begin Supplied passage
The Aruba ESP Campus Segmentation Design section describes the technologies and design principals used in the implementation of an Aruba ESP traffic segmentation design.

Table of contents

Network Segmentation

Traditional VLAN and access control list (ACL) security features remain important components of the security framework. Aruba ESP greatly fortifies standard security practices by:

  • Enabling automated application and enforcement of security policy throughout the overlay network,
  • Incorporating roles, or personas that clearly identify and group access attempts for each user or device for consistent policy application.
  • Successfully segmenting campus traffic originating from both wired and wireless endpoints.

Two policy frameworks are provided within the ESP architecture to allow organizations to choose the approach that best meets current requirements.

Aruba Dynamic Segmentation provides mechanisms to assign user traffic to secure network segments dynamically using policies defined by business requirements. This solution uses Generic Route Encapsulation (GRE) to tunnel traffic from APs and switches to a gateway cluster, for consistent, high-throughput policy enforcement on north/south traffic.

Aruba Central NetConductor also provides mechanisms for securely and dynamically segmenting user traffic. This solution uses a distributed overlay architecture built on VXLAN-GBP to segment user traffic in the network using an efficient and fault-tolerant fabric topology and GBP enforcement at any point in the network.

Policy intro

Logical network segmentation is a fundamental tool of secure IP network design. Virtual LANs (VLANs) are used to separate IP broadcast domains. Virtual routing and forwarding (VRF) instances enable a single network device to provide routing services within multiple, distinct routing domains. VLANs and VRFs both use access control lists (ACLs) and route-maps to filter communication between subnets.

Virtual LAN

A VLAN segments traffic at layer 2 and restricts MAC reachability. From a policy standpoint, VLANs are used for macro-segmentation. Devices are grouped into a VLAN by IP subnet, and an IP ACL is applied to the VLAN interface. This serves as the main policy enforcement mechanism to determine if endpoints in a VLAN or subnets are permitted to communicate with endpoints in other VLANs or subnets.

In NetConductor, VLANs also are configured to create layer 2 segments.

Virtual Routing and Forwarding

A VRF instance enables a single network device to manage multiple routing domains and maintain entirely separate route tables. Member interfaces forward traffic based on the VRF-specific route table. A VRF can contain overlapping IP addresses with another VRF, because the individual route tables are discrete.
end Supplied passage
Requests
1) Turn the paragraph of the Aruba segmentation passage that begins "Logical network segmentation is a fundamental tool" into a short bulleted list that keeps its main facts.
2) Copy word for word the part of the Aruba segmentation passage starting at "Traditional VLAN and" and ending at "consistent policy application.".
3) According to the Aruba segmentation passage, what does Aruba Dynamic Segmentation use to tunnel traffic from APs and switches to a gateway cluster?
Rely only on the Aruba segmentation passage for your answers.
begin Record set
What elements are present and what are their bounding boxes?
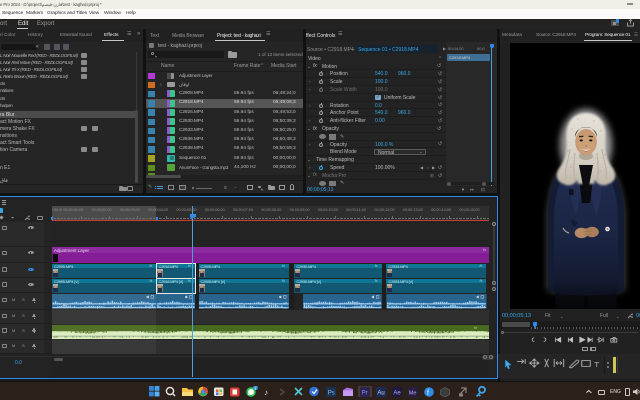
svg-text:1: 1 (254, 386, 256, 390)
svg-text:Ps: Ps (328, 391, 335, 397)
svg-text:♪: ♪ (264, 388, 268, 397)
svg-text:Me: Me (409, 391, 417, 397)
svg-text:T: T (594, 361, 599, 369)
svg-text:Ae: Ae (393, 391, 401, 397)
svg-text:f: f (427, 390, 429, 397)
svg-text:Pr: Pr (362, 391, 368, 397)
svg-text:Au: Au (377, 391, 384, 397)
end Record set
Completed exercise
1)
- Logical network segmentation is a basic tool of secure IP network design.
- VLANs separate IP broadcast domains.
- VRF instances let one network device provide routing in multiple distinct routing domains.
- VLANs and VRFs both filter traffic between subnets with ACLs and route-maps.

2)
Traditional VLAN and access control list (ACL) security features remain important components of the security framework. Aruba ESP greatly fortifies standard security practices by:

  • Enabling automated application and enforcement of security policy throughout the overlay network,
  • Incorporating roles, or personas that clearly identify and group access attempts for each user or device for consistent policy application.

3) Generic Route Encapsulation (GRE).